* _Instructions for the task_
Copy the data word for word, keeping every line.

begin Data to process

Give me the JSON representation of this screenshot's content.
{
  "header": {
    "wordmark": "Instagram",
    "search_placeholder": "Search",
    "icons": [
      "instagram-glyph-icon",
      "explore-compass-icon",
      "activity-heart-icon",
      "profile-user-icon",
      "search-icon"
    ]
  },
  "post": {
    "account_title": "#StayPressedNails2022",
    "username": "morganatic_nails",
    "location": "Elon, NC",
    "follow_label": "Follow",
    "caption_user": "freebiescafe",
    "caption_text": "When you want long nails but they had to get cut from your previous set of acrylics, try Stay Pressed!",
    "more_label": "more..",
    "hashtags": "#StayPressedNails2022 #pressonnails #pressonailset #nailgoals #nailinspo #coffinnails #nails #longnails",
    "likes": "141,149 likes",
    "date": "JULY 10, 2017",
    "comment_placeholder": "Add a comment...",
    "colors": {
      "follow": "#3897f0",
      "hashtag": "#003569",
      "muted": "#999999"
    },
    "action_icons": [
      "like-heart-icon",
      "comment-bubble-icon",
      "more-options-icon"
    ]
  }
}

end Data to process

* _Task answer_
Give me the JSON representation of this screenshot's content.
{
  "header": {
    "wordmark": "Instagram",
    "search_placeholder": "Search",
    "icons": [
      "instagram-glyph-icon",
      "explore-compass-icon",
      "activity-heart-icon",
      "profile-user-icon",
      "search-icon"
    ]
  },
  "post": {
    "account_title": "#StayPressedNails2022",
    "username": "morganatic_nails",
    "location": "Elon, NC",
    "follow_label": "Follow",
    "caption_user": "freebiescafe",
    "caption_text": "When you want long nails but they had to get cut from your previous set of acrylics, try Stay Pressed!",
    "more_label": "more..",
    "hashtags": "#StayPressedNails2022 #pressonnails #pressonailset #nailgoals #nailinspo #coffinnails #nails #longnails",
    "likes": "141,149 likes",
    "date": "JULY 10, 2017",
    "comment_placeholder": "Add a comment...",
    "colors": {
      "follow": "#3897f0",
      "hashtag": "#003569",
      "muted": "#999999"
    },
    "action_icons": [
      "like-heart-icon",
      "comment-bubble-icon",
      "more-options-icon"
    ]
  }
}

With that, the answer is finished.